(WHAT YOU NEED TO DO): How many of the lines below contain "JSON"? Answer with that number alone.

(MATERIAL TO PROCESS):

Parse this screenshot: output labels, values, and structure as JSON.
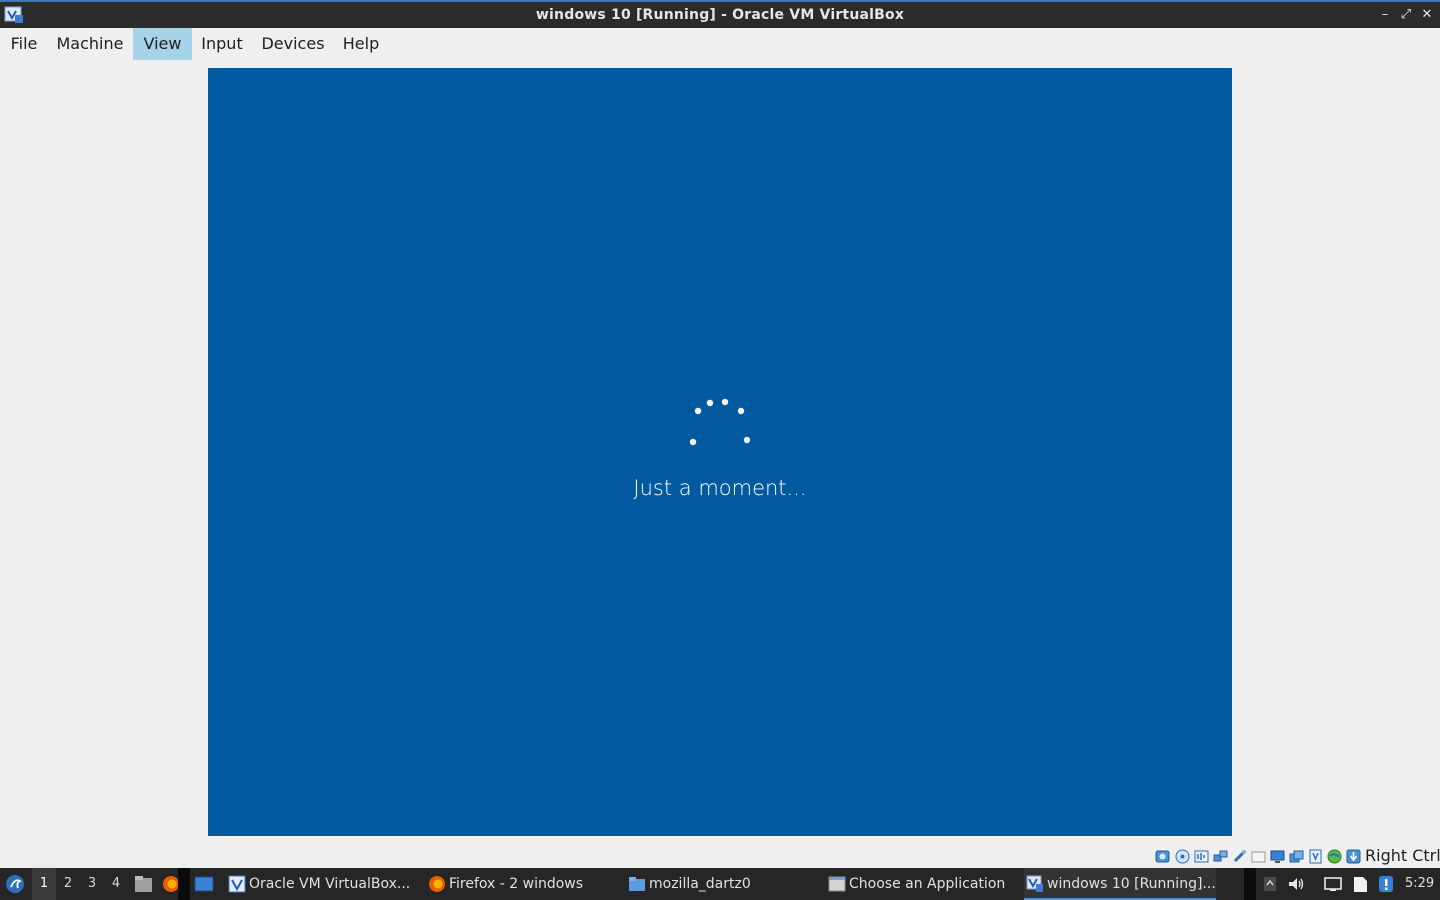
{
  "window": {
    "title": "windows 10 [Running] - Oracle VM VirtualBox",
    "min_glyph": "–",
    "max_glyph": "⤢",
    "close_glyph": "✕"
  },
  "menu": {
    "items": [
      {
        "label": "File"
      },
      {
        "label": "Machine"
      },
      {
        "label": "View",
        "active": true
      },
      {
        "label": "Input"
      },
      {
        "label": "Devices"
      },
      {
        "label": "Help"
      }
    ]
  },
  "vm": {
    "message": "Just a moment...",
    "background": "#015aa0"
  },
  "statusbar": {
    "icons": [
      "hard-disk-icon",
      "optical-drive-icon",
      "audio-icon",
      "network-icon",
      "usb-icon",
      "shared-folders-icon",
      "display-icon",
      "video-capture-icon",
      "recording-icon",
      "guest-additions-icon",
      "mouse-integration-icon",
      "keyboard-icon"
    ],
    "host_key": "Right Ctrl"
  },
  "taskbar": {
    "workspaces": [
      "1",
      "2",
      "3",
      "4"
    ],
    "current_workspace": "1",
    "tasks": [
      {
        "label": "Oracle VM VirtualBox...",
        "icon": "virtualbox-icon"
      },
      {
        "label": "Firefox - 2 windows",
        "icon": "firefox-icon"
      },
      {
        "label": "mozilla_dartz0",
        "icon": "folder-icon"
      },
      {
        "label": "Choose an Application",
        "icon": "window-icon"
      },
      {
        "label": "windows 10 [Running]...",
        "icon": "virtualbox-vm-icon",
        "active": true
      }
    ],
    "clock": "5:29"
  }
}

* * *

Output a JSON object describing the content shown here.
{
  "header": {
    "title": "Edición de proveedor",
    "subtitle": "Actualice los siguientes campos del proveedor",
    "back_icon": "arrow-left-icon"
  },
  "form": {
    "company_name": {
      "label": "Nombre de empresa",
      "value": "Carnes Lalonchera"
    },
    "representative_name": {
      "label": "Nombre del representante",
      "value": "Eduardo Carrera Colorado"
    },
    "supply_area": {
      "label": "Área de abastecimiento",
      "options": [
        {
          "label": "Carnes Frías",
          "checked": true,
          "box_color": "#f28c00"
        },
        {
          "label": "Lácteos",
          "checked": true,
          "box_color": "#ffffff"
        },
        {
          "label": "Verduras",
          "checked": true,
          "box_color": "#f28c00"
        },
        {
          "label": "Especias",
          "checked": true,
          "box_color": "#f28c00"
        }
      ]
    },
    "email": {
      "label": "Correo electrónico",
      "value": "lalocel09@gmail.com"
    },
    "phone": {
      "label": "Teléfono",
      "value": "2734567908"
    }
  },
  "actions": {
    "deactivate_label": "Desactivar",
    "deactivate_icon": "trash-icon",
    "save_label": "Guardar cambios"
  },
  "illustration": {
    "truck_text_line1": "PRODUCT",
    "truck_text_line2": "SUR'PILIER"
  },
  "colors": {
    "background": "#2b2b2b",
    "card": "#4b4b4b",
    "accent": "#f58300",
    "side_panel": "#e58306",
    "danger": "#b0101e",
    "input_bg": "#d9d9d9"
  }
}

(COMPLETE ANSWER): 2